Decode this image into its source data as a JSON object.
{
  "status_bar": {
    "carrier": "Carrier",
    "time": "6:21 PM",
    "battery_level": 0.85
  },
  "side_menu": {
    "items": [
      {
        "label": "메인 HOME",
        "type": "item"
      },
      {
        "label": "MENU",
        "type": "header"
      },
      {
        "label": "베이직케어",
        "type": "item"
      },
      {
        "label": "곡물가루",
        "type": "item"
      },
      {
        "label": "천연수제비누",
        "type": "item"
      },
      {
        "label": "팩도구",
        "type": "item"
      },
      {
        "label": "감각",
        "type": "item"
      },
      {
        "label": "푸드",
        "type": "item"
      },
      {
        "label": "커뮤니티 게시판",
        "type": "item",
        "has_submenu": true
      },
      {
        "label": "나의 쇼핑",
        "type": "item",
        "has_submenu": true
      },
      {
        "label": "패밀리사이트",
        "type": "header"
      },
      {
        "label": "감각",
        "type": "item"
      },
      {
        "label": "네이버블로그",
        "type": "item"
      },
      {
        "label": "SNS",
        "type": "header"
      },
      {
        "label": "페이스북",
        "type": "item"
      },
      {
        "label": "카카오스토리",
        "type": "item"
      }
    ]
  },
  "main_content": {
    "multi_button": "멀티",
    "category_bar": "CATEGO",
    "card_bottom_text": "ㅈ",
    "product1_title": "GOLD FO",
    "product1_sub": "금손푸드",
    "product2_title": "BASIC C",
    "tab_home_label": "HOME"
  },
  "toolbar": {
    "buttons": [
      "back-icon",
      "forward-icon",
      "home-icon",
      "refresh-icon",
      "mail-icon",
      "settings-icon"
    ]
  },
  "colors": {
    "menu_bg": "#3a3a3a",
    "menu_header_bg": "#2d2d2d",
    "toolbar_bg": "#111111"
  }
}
_ _ _ _ _ _ _
Pick out every line above that holds the word "icon" and copy it.

      "back-icon",
      "forward-icon",
      "home-icon",
      "refresh-icon",
      "mail-icon",
      "settings-icon"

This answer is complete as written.